* **PROBLEM**: Take the data that follows and retype it word for word.

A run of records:
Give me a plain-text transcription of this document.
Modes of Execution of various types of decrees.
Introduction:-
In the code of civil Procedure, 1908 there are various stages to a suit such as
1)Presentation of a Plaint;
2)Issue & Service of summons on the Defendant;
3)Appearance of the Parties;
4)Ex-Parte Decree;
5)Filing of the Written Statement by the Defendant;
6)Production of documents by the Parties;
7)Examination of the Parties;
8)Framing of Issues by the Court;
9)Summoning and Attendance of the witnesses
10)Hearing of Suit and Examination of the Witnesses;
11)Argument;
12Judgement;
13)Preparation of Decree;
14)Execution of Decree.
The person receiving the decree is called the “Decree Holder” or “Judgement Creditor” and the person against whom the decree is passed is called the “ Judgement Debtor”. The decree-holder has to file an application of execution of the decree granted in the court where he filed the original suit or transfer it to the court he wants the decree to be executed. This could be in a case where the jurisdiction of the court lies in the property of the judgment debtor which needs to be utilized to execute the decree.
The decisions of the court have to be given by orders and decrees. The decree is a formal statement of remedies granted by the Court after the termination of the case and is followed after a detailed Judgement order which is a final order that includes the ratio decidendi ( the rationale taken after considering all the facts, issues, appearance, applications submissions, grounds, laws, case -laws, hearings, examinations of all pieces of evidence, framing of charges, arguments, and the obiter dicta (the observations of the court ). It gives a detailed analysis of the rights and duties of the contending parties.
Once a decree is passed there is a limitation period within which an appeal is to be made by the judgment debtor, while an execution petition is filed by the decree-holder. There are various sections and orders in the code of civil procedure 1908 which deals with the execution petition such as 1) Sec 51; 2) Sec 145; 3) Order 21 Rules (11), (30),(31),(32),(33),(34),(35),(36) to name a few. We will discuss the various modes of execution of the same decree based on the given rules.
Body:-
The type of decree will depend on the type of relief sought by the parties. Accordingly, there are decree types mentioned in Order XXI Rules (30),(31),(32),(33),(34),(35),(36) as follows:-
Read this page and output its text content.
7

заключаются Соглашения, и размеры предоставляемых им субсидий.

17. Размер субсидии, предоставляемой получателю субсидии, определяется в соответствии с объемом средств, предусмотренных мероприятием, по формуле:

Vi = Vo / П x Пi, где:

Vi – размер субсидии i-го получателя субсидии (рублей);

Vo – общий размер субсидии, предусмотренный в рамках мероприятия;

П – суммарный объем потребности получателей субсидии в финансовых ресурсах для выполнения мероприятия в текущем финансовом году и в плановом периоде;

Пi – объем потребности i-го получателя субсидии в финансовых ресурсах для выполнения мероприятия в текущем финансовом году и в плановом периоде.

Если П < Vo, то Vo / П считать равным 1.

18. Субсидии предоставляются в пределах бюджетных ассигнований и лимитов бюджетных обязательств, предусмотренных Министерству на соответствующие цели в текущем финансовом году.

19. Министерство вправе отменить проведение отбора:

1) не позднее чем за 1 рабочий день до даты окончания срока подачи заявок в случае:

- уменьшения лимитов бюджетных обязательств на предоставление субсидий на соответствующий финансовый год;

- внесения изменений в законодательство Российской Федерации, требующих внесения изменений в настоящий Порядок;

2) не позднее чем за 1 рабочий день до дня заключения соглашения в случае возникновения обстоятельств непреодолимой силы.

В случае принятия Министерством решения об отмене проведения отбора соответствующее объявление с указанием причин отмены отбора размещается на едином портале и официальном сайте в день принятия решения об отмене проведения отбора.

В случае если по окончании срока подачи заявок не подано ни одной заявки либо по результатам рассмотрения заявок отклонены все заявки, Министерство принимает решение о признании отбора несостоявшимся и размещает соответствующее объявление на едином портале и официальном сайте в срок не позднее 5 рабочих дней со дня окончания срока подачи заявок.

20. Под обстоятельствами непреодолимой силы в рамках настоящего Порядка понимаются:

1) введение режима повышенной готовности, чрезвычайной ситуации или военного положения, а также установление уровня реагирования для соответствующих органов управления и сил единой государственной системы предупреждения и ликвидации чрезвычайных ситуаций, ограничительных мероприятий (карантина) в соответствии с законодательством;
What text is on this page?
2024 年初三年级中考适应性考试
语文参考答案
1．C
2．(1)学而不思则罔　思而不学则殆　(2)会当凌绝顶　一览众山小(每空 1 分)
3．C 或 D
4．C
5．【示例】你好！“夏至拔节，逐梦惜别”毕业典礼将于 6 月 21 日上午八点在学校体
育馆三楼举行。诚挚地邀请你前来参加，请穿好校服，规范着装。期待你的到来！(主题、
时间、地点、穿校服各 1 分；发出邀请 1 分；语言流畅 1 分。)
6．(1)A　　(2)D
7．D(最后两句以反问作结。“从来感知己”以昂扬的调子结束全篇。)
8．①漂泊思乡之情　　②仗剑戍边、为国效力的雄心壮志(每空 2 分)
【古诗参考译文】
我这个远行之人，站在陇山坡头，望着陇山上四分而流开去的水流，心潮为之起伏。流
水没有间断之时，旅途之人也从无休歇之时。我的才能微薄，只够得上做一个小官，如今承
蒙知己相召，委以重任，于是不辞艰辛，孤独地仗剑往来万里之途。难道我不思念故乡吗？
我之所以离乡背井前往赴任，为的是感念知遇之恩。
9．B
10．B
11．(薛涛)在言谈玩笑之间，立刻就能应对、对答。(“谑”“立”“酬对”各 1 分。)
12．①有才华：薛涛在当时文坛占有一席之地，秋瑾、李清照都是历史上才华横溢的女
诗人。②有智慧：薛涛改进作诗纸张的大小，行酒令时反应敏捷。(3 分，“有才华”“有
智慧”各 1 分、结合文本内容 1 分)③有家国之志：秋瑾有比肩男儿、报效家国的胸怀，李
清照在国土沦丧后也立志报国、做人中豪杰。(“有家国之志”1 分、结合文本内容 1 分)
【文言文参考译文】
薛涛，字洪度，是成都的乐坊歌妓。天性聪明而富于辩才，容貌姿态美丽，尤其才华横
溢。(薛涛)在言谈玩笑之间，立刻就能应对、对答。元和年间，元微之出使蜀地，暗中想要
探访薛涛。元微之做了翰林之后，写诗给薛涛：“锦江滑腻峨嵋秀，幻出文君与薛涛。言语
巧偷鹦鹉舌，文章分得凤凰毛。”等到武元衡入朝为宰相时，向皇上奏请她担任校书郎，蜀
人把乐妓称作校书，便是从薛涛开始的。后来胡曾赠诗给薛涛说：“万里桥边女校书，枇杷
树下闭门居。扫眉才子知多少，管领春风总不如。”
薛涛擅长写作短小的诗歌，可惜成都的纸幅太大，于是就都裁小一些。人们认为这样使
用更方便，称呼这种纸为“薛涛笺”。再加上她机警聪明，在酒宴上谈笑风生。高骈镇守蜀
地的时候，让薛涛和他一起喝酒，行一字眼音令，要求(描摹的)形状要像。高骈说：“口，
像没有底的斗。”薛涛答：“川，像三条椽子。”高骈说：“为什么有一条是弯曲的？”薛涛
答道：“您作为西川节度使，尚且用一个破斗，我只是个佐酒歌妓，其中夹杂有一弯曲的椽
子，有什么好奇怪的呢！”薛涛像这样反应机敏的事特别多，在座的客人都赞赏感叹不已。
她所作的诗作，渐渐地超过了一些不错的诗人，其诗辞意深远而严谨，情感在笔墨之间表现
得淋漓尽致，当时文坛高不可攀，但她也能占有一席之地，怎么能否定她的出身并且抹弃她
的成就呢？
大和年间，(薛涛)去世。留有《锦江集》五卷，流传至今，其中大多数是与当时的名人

* **OUTPUT FOR THIS TASK**:
Give me a plain-text transcription of this document.
Modes of Execution of various types of decrees.
Introduction:-
In the code of civil Procedure, 1908 there are various stages to a suit such as
1)Presentation of a Plaint;
2)Issue & Service of summons on the Defendant;
3)Appearance of the Parties;
4)Ex-Parte Decree;
5)Filing of the Written Statement by the Defendant;
6)Production of documents by the Parties;
7)Examination of the Parties;
8)Framing of Issues by the Court;
9)Summoning and Attendance of the witnesses
10)Hearing of Suit and Examination of the Witnesses;
11)Argument;
12Judgement;
13)Preparation of Decree;
14)Execution of Decree.
The person receiving the decree is called the “Decree Holder” or “Judgement Creditor” and the person against whom the decree is passed is called the “ Judgement Debtor”. The decree-holder has to file an application of execution of the decree granted in the court where he filed the original suit or transfer it to the court he wants the decree to be executed. This could be in a case where the jurisdiction of the court lies in the property of the judgment debtor which needs to be utilized to execute the decree.
The decisions of the court have to be given by orders and decrees. The decree is a formal statement of remedies granted by the Court after the termination of the case and is followed after a detailed Judgement order which is a final order that includes the ratio decidendi ( the rationale taken after considering all the facts, issues, appearance, applications submissions, grounds, laws, case -laws, hearings, examinations of all pieces of evidence, framing of charges, arguments, and the obiter dicta (the observations of the court ). It gives a detailed analysis of the rights and duties of the contending parties.
Once a decree is passed there is a limitation period within which an appeal is to be made by the judgment debtor, while an execution petition is filed by the decree-holder. There are various sections and orders in the code of civil procedure 1908 which deals with the execution petition such as 1) Sec 51; 2) Sec 145; 3) Order 21 Rules (11), (30),(31),(32),(33),(34),(35),(36) to name a few. We will discuss the various modes of execution of the same decree based on the given rules.
Body:-
The type of decree will depend on the type of relief sought by the parties. Accordingly, there are decree types mentioned in Order XXI Rules (30),(31),(32),(33),(34),(35),(36) as follows:-
Read this page and output its text content.
7

заключаются Соглашения, и размеры предоставляемых им субсидий.

17. Размер субсидии, предоставляемой получателю субсидии, определяется в соответствии с объемом средств, предусмотренных мероприятием, по формуле:

Vi = Vo / П x Пi, где:

Vi – размер субсидии i-го получателя субсидии (рублей);

Vo – общий размер субсидии, предусмотренный в рамках мероприятия;

П – суммарный объем потребности получателей субсидии в финансовых ресурсах для выполнения мероприятия в текущем финансовом году и в плановом периоде;

Пi – объем потребности i-го получателя субсидии в финансовых ресурсах для выполнения мероприятия в текущем финансовом году и в плановом периоде.

Если П < Vo, то Vo / П считать равным 1.

18. Субсидии предоставляются в пределах бюджетных ассигнований и лимитов бюджетных обязательств, предусмотренных Министерству на соответствующие цели в текущем финансовом году.

19. Министерство вправе отменить проведение отбора:

1) не позднее чем за 1 рабочий день до даты окончания срока подачи заявок в случае:

- уменьшения лимитов бюджетных обязательств на предоставление субсидий на соответствующий финансовый год;

- внесения изменений в законодательство Российской Федерации, требующих внесения изменений в настоящий Порядок;

2) не позднее чем за 1 рабочий день до дня заключения соглашения в случае возникновения обстоятельств непреодолимой силы.

В случае принятия Министерством решения об отмене проведения отбора соответствующее объявление с указанием причин отмены отбора размещается на едином портале и официальном сайте в день принятия решения об отмене проведения отбора.

В случае если по окончании срока подачи заявок не подано ни одной заявки либо по результатам рассмотрения заявок отклонены все заявки, Министерство принимает решение о признании отбора несостоявшимся и размещает соответствующее объявление на едином портале и официальном сайте в срок не позднее 5 рабочих дней со дня окончания срока подачи заявок.

20. Под обстоятельствами непреодолимой силы в рамках настоящего Порядка понимаются:

1) введение режима повышенной готовности, чрезвычайной ситуации или военного положения, а также установление уровня реагирования для соответствующих органов управления и сил единой государственной системы предупреждения и ликвидации чрезвычайных ситуаций, ограничительных мероприятий (карантина) в соответствии с законодательством;
What text is on this page?
2024 年初三年级中考适应性考试
语文参考答案
1．C
2．(1)学而不思则罔　思而不学则殆　(2)会当凌绝顶　一览众山小(每空 1 分)
3．C 或 D
4．C
5．【示例】你好！“夏至拔节，逐梦惜别”毕业典礼将于 6 月 21 日上午八点在学校体
育馆三楼举行。诚挚地邀请你前来参加，请穿好校服，规范着装。期待你的到来！(主题、
时间、地点、穿校服各 1 分；发出邀请 1 分；语言流畅 1 分。)
6．(1)A　　(2)D
7．D(最后两句以反问作结。“从来感知己”以昂扬的调子结束全篇。)
8．①漂泊思乡之情　　②仗剑戍边、为国效力的雄心壮志(每空 2 分)
【古诗参考译文】
我这个远行之人，站在陇山坡头，望着陇山上四分而流开去的水流，心潮为之起伏。流
水没有间断之时，旅途之人也从无休歇之时。我的才能微薄，只够得上做一个小官，如今承
蒙知己相召，委以重任，于是不辞艰辛，孤独地仗剑往来万里之途。难道我不思念故乡吗？
我之所以离乡背井前往赴任，为的是感念知遇之恩。
9．B
10．B
11．(薛涛)在言谈玩笑之间，立刻就能应对、对答。(“谑”“立”“酬对”各 1 分。)
12．①有才华：薛涛在当时文坛占有一席之地，秋瑾、李清照都是历史上才华横溢的女
诗人。②有智慧：薛涛改进作诗纸张的大小，行酒令时反应敏捷。(3 分，“有才华”“有
智慧”各 1 分、结合文本内容 1 分)③有家国之志：秋瑾有比肩男儿、报效家国的胸怀，李
清照在国土沦丧后也立志报国、做人中豪杰。(“有家国之志”1 分、结合文本内容 1 分)
【文言文参考译文】
薛涛，字洪度，是成都的乐坊歌妓。天性聪明而富于辩才，容貌姿态美丽，尤其才华横
溢。(薛涛)在言谈玩笑之间，立刻就能应对、对答。元和年间，元微之出使蜀地，暗中想要
探访薛涛。元微之做了翰林之后，写诗给薛涛：“锦江滑腻峨嵋秀，幻出文君与薛涛。言语
巧偷鹦鹉舌，文章分得凤凰毛。”等到武元衡入朝为宰相时，向皇上奏请她担任校书郎，蜀
人把乐妓称作校书，便是从薛涛开始的。后来胡曾赠诗给薛涛说：“万里桥边女校书，枇杷
树下闭门居。扫眉才子知多少，管领春风总不如。”
薛涛擅长写作短小的诗歌，可惜成都的纸幅太大，于是就都裁小一些。人们认为这样使
用更方便，称呼这种纸为“薛涛笺”。再加上她机警聪明，在酒宴上谈笑风生。高骈镇守蜀
地的时候，让薛涛和他一起喝酒，行一字眼音令，要求(描摹的)形状要像。高骈说：“口，
像没有底的斗。”薛涛答：“川，像三条椽子。”高骈说：“为什么有一条是弯曲的？”薛涛
答道：“您作为西川节度使，尚且用一个破斗，我只是个佐酒歌妓，其中夹杂有一弯曲的椽
子，有什么好奇怪的呢！”薛涛像这样反应机敏的事特别多，在座的客人都赞赏感叹不已。
她所作的诗作，渐渐地超过了一些不错的诗人，其诗辞意深远而严谨，情感在笔墨之间表现
得淋漓尽致，当时文坛高不可攀，但她也能占有一席之地，怎么能否定她的出身并且抹弃她
的成就呢？
大和年间，(薛涛)去世。留有《锦江集》五卷，流传至今，其中大多数是与当时的名人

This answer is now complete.